Without the pictures, reproduce the records that follow exactly.

------ ENTRIES SHOWN

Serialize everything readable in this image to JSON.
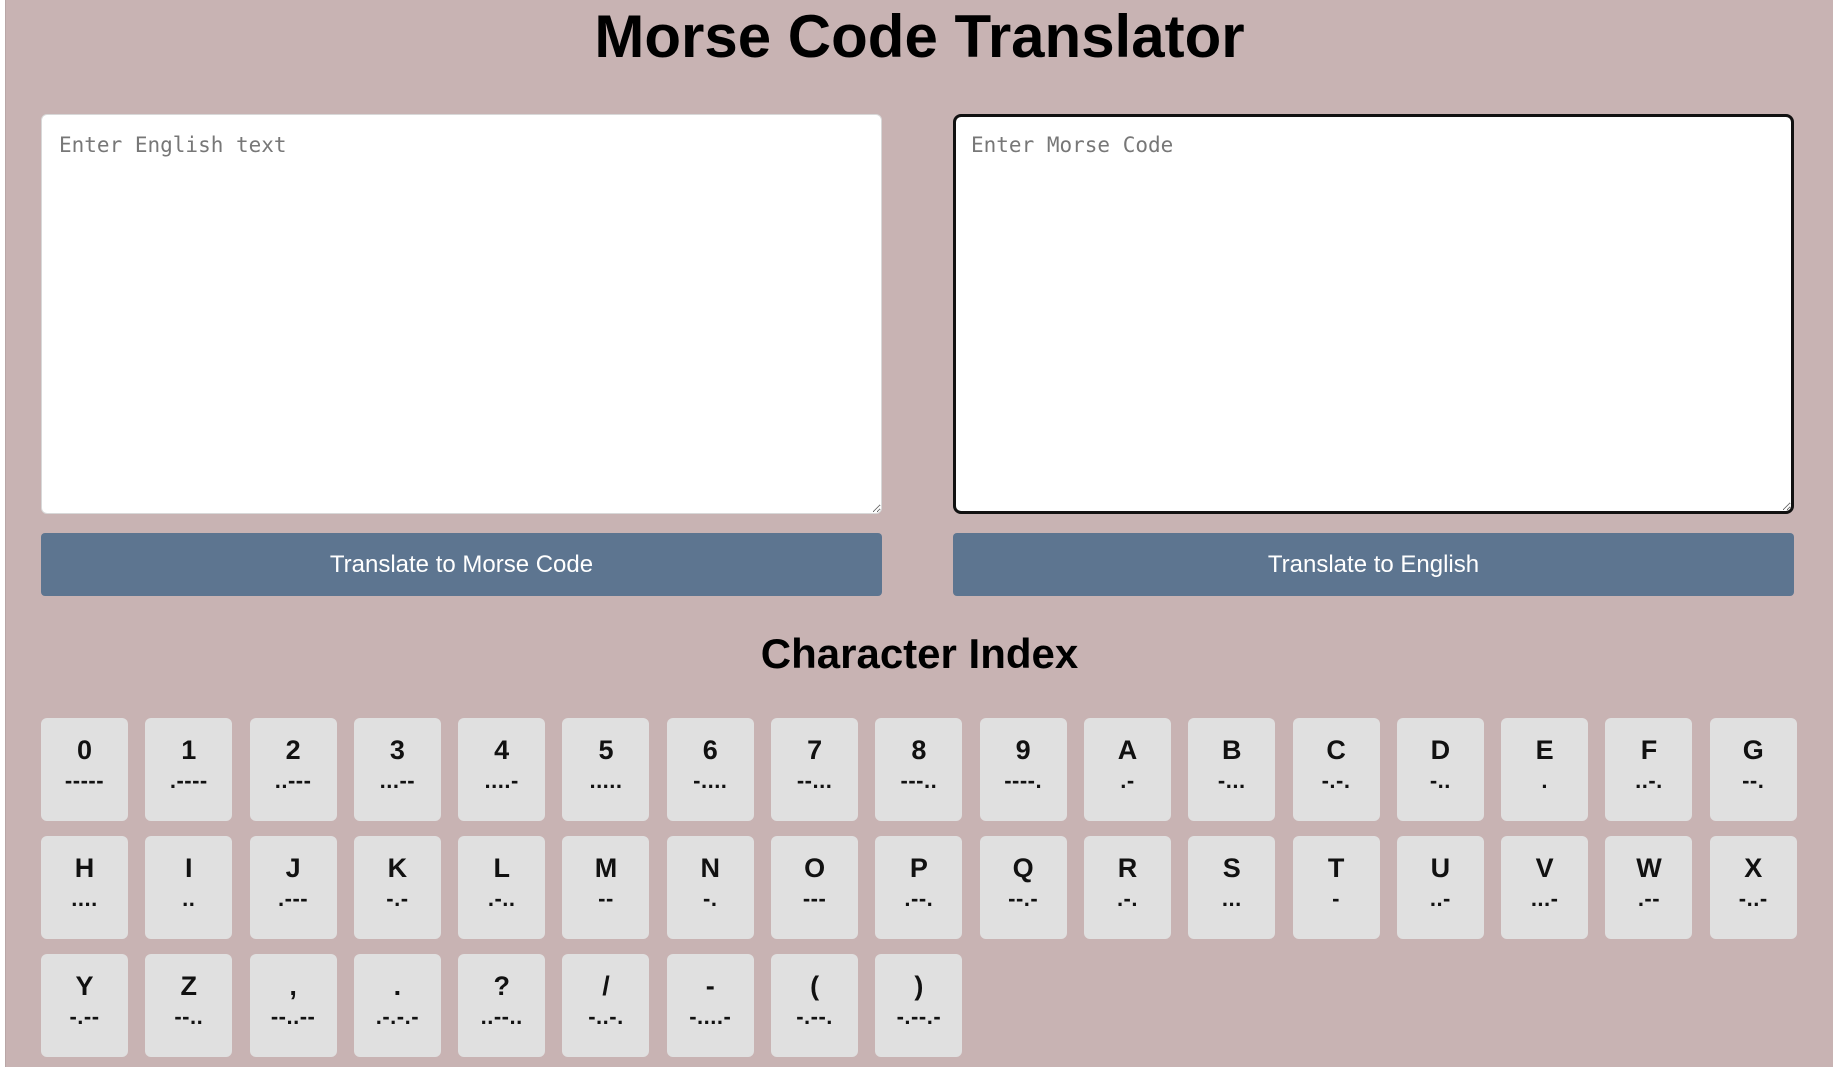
{
  "title": "Morse Code Translator",
  "english_panel": {
    "placeholder": "Enter English text",
    "value": "",
    "button_label": "Translate to Morse Code"
  },
  "morse_panel": {
    "placeholder": "Enter Morse Code",
    "value": "",
    "button_label": "Translate to English"
  },
  "index_title": "Character Index",
  "characters": [
    {
      "char": "0",
      "code": "-----"
    },
    {
      "char": "1",
      "code": ".----"
    },
    {
      "char": "2",
      "code": "..---"
    },
    {
      "char": "3",
      "code": "...--"
    },
    {
      "char": "4",
      "code": "....-"
    },
    {
      "char": "5",
      "code": "....."
    },
    {
      "char": "6",
      "code": "-...."
    },
    {
      "char": "7",
      "code": "--..."
    },
    {
      "char": "8",
      "code": "---.."
    },
    {
      "char": "9",
      "code": "----."
    },
    {
      "char": "A",
      "code": ".-"
    },
    {
      "char": "B",
      "code": "-..."
    },
    {
      "char": "C",
      "code": "-.-."
    },
    {
      "char": "D",
      "code": "-.."
    },
    {
      "char": "E",
      "code": "."
    },
    {
      "char": "F",
      "code": "..-."
    },
    {
      "char": "G",
      "code": "--."
    },
    {
      "char": "H",
      "code": "...."
    },
    {
      "char": "I",
      "code": ".."
    },
    {
      "char": "J",
      "code": ".---"
    },
    {
      "char": "K",
      "code": "-.-"
    },
    {
      "char": "L",
      "code": ".-.."
    },
    {
      "char": "M",
      "code": "--"
    },
    {
      "char": "N",
      "code": "-."
    },
    {
      "char": "O",
      "code": "---"
    },
    {
      "char": "P",
      "code": ".--."
    },
    {
      "char": "Q",
      "code": "--.-"
    },
    {
      "char": "R",
      "code": ".-."
    },
    {
      "char": "S",
      "code": "..."
    },
    {
      "char": "T",
      "code": "-"
    },
    {
      "char": "U",
      "code": "..-"
    },
    {
      "char": "V",
      "code": "...-"
    },
    {
      "char": "W",
      "code": ".--"
    },
    {
      "char": "X",
      "code": "-..-"
    },
    {
      "char": "Y",
      "code": "-.--"
    },
    {
      "char": "Z",
      "code": "--.."
    },
    {
      "char": ",",
      "code": "--..--"
    },
    {
      "char": ".",
      "code": ".-.-.-"
    },
    {
      "char": "?",
      "code": "..--.."
    },
    {
      "char": "/",
      "code": "-..-."
    },
    {
      "char": "-",
      "code": "-....-"
    },
    {
      "char": "(",
      "code": "-.--."
    },
    {
      "char": ")",
      "code": "-.--.-"
    }
  ]
}
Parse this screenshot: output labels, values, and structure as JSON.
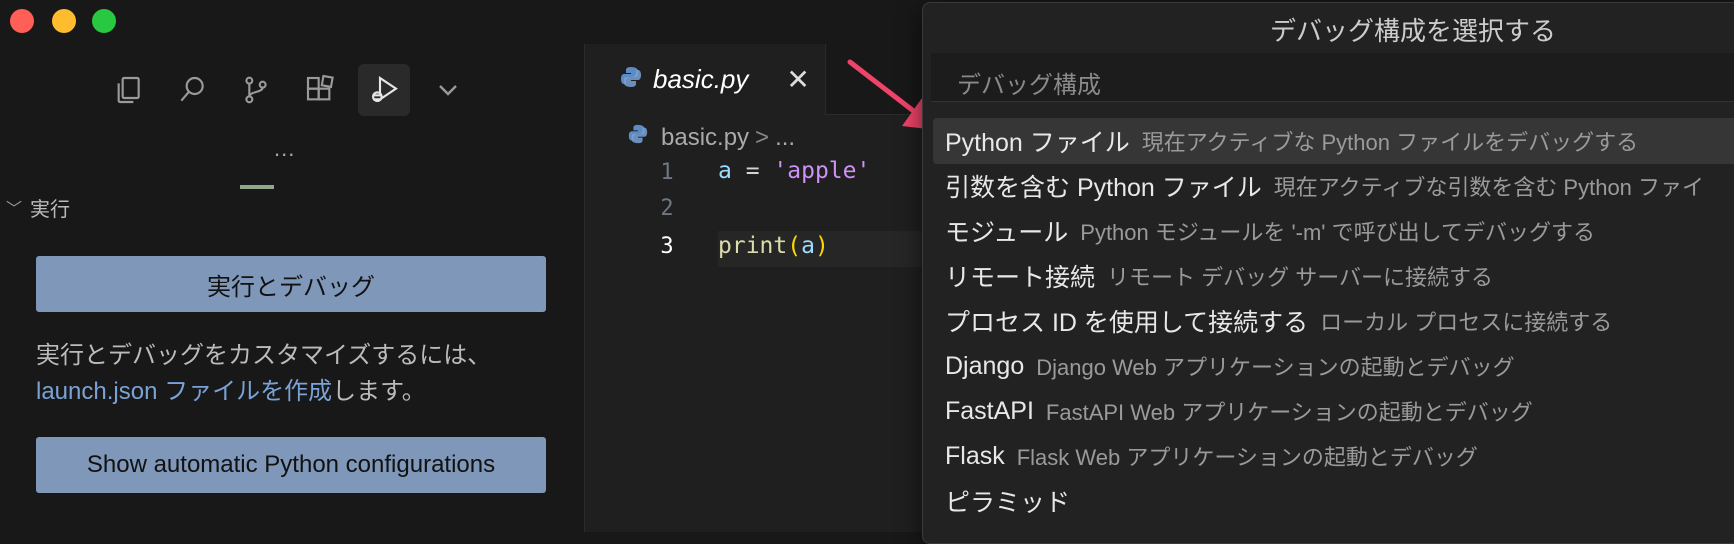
{
  "window": {
    "traffic_lights": {
      "close": "#ff5f57",
      "minimize": "#febc2e",
      "zoom": "#28c840"
    }
  },
  "activity_bar": {
    "icons": [
      "files-icon",
      "search-icon",
      "source-control-icon",
      "extensions-icon",
      "run-debug-icon",
      "chevron-down-icon"
    ],
    "active": "run-debug-icon"
  },
  "sidebar": {
    "more": "...",
    "section_title": "実行",
    "run_debug_button": "実行とデバッグ",
    "info_text": "実行とデバッグをカスタマイズするには、",
    "info_link": "launch.json ファイルを作成",
    "info_suffix": "します。",
    "show_configs_button": "Show automatic Python configurations"
  },
  "editor": {
    "tab": {
      "label": "basic.py",
      "close": "✕"
    },
    "breadcrumb": {
      "file": "basic.py",
      "separator": ">",
      "more": "..."
    },
    "line_numbers": [
      "1",
      "2",
      "3"
    ],
    "current_line": 3,
    "code": {
      "line1": {
        "var": "a",
        "op": " = ",
        "str": "'apple'"
      },
      "line3": {
        "fn": "print",
        "open": "(",
        "arg": "a",
        "close": ")"
      }
    }
  },
  "quick_pick": {
    "title": "デバッグ構成を選択する",
    "placeholder": "デバッグ構成",
    "selected_index": 0,
    "items": [
      {
        "label": "Python ファイル",
        "description": "現在アクティブな Python ファイルをデバッグする"
      },
      {
        "label": "引数を含む Python ファイル",
        "description": "現在アクティブな引数を含む Python ファイ"
      },
      {
        "label": "モジュール",
        "description": "Python モジュールを '-m' で呼び出してデバッグする"
      },
      {
        "label": "リモート接続",
        "description": "リモート デバッグ サーバーに接続する"
      },
      {
        "label": "プロセス ID を使用して接続する",
        "description": "ローカル プロセスに接続する"
      },
      {
        "label": "Django",
        "description": "Django Web アプリケーションの起動とデバッグ"
      },
      {
        "label": "FastAPI",
        "description": "FastAPI Web アプリケーションの起動とデバッグ"
      },
      {
        "label": "Flask",
        "description": "Flask Web アプリケーションの起動とデバッグ"
      },
      {
        "label": "ピラミッド",
        "description": ""
      }
    ]
  },
  "annotation": {
    "arrow_color": "#f0436a"
  }
}
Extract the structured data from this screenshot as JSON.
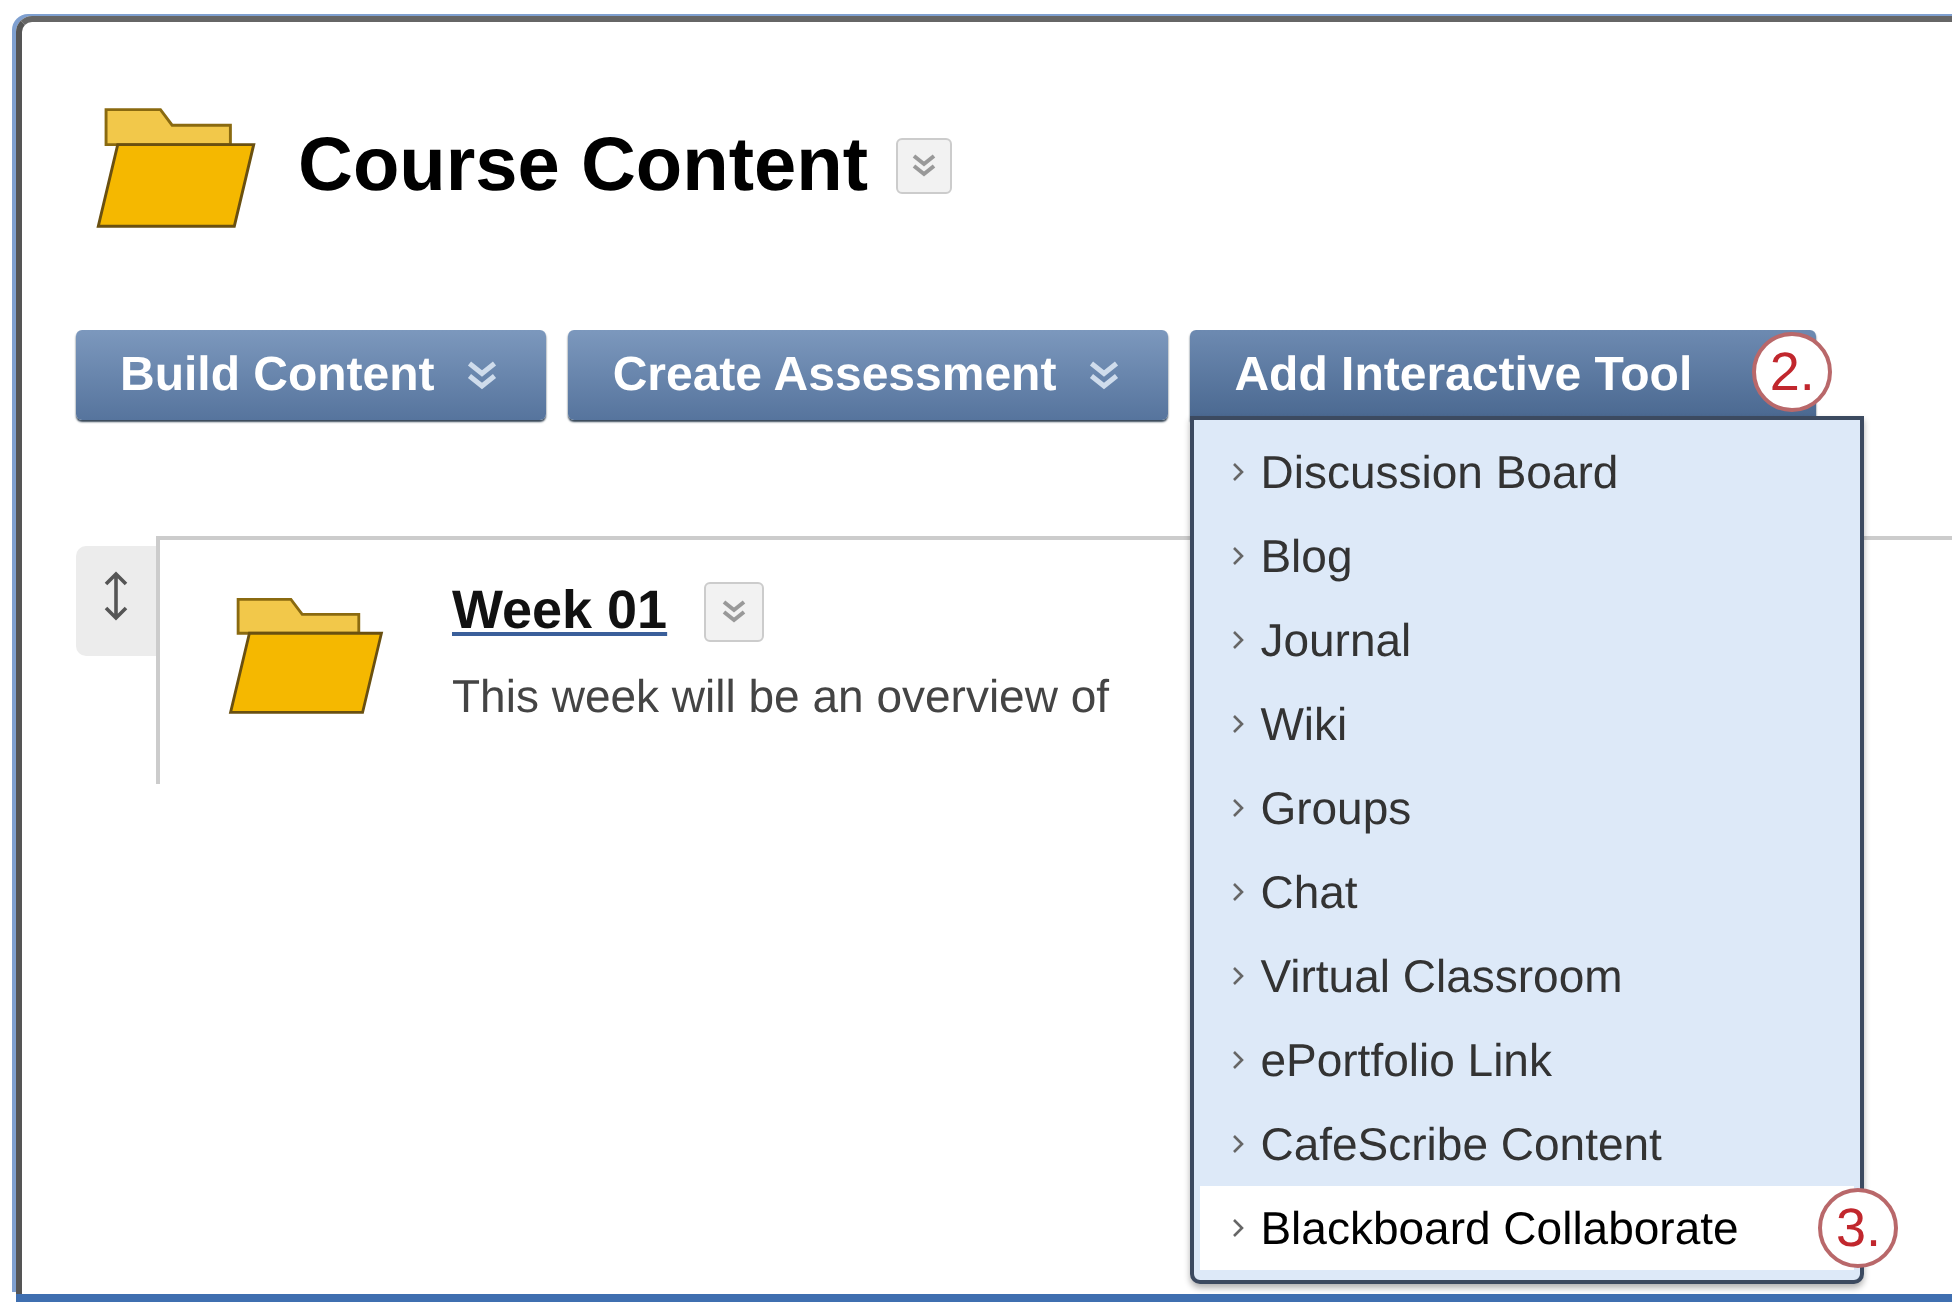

------------

THE RESPONSE:
Serialize everything readable in this image to JSON.
{
  "title": "Morse Code Translator",
  "english_panel": {
    "placeholder": "Enter English text",
    "value": "",
    "button_label": "Translate to Morse Code"
  },
  "morse_panel": {
    "placeholder": "Enter Morse Code",
    "value": "",
    "button_label": "Translate to English"
  },
  "index_title": "Character Index",
  "characters": [
    {
      "char": "0",
      "code": "-----"
    },
    {
      "char": "1",
      "code": ".----"
    },
    {
      "char": "2",
      "code": "..---"
    },
    {
      "char": "3",
      "code": "...--"
    },
    {
      "char": "4",
      "code": "....-"
    },
    {
      "char": "5",
      "code": "....."
    },
    {
      "char": "6",
      "code": "-...."
    },
    {
      "char": "7",
      "code": "--..."
    },
    {
      "char": "8",
      "code": "---.."
    },
    {
      "char": "9",
      "code": "----."
    },
    {
      "char": "A",
      "code": ".-"
    },
    {
      "char": "B",
      "code": "-..."
    },
    {
      "char": "C",
      "code": "-.-."
    },
    {
      "char": "D",
      "code": "-.."
    },
    {
      "char": "E",
      "code": "."
    },
    {
      "char": "F",
      "code": "..-."
    },
    {
      "char": "G",
      "code": "--."
    },
    {
      "char": "H",
      "code": "...."
    },
    {
      "char": "I",
      "code": ".."
    },
    {
      "char": "J",
      "code": ".---"
    },
    {
      "char": "K",
      "code": "-.-"
    },
    {
      "char": "L",
      "code": ".-.."
    },
    {
      "char": "M",
      "code": "--"
    },
    {
      "char": "N",
      "code": "-."
    },
    {
      "char": "O",
      "code": "---"
    },
    {
      "char": "P",
      "code": ".--."
    },
    {
      "char": "Q",
      "code": "--.-"
    },
    {
      "char": "R",
      "code": ".-."
    },
    {
      "char": "S",
      "code": "..."
    },
    {
      "char": "T",
      "code": "-"
    },
    {
      "char": "U",
      "code": "..-"
    },
    {
      "char": "V",
      "code": "...-"
    },
    {
      "char": "W",
      "code": ".--"
    },
    {
      "char": "X",
      "code": "-..-"
    },
    {
      "char": "Y",
      "code": "-.--"
    },
    {
      "char": "Z",
      "code": "--.."
    },
    {
      "char": ",",
      "code": "--..--"
    },
    {
      "char": ".",
      "code": ".-.-.-"
    },
    {
      "char": "?",
      "code": "..--.."
    },
    {
      "char": "/",
      "code": "-..-."
    },
    {
      "char": "-",
      "code": "-....-"
    },
    {
      "char": "(",
      "code": "-.--."
    },
    {
      "char": ")",
      "code": "-.--.-"
    }
  ]
}
Parse this screenshot: output labels, values, and structure as JSON.
{
  "window": {
    "traffic_lights": {
      "close": "#ff5f57",
      "minimize": "#febc2e",
      "zoom": "#28c840"
    }
  },
  "activity_bar": {
    "icons": [
      "files-icon",
      "search-icon",
      "source-control-icon",
      "extensions-icon",
      "run-debug-icon",
      "chevron-down-icon"
    ],
    "active": "run-debug-icon"
  },
  "sidebar": {
    "more": "...",
    "section_title": "実行",
    "run_debug_button": "実行とデバッグ",
    "info_text": "実行とデバッグをカスタマイズするには、",
    "info_link": "launch.json ファイルを作成",
    "info_suffix": "します。",
    "show_configs_button": "Show automatic Python configurations"
  },
  "editor": {
    "tab": {
      "label": "basic.py",
      "close": "✕"
    },
    "breadcrumb": {
      "file": "basic.py",
      "separator": ">",
      "more": "..."
    },
    "line_numbers": [
      "1",
      "2",
      "3"
    ],
    "current_line": 3,
    "code": {
      "line1": {
        "var": "a",
        "op": " = ",
        "str": "'apple'"
      },
      "line3": {
        "fn": "print",
        "open": "(",
        "arg": "a",
        "close": ")"
      }
    }
  },
  "quick_pick": {
    "title": "デバッグ構成を選択する",
    "placeholder": "デバッグ構成",
    "selected_index": 0,
    "items": [
      {
        "label": "Python ファイル",
        "description": "現在アクティブな Python ファイルをデバッグする"
      },
      {
        "label": "引数を含む Python ファイル",
        "description": "現在アクティブな引数を含む Python ファイ"
      },
      {
        "label": "モジュール",
        "description": "Python モジュールを '-m' で呼び出してデバッグする"
      },
      {
        "label": "リモート接続",
        "description": "リモート デバッグ サーバーに接続する"
      },
      {
        "label": "プロセス ID を使用して接続する",
        "description": "ローカル プロセスに接続する"
      },
      {
        "label": "Django",
        "description": "Django Web アプリケーションの起動とデバッグ"
      },
      {
        "label": "FastAPI",
        "description": "FastAPI Web アプリケーションの起動とデバッグ"
      },
      {
        "label": "Flask",
        "description": "Flask Web アプリケーションの起動とデバッグ"
      },
      {
        "label": "ピラミッド",
        "description": ""
      }
    ]
  },
  "annotation": {
    "arrow_color": "#f0436a"
  }
}
Extract the structured data from this screenshot as JSON.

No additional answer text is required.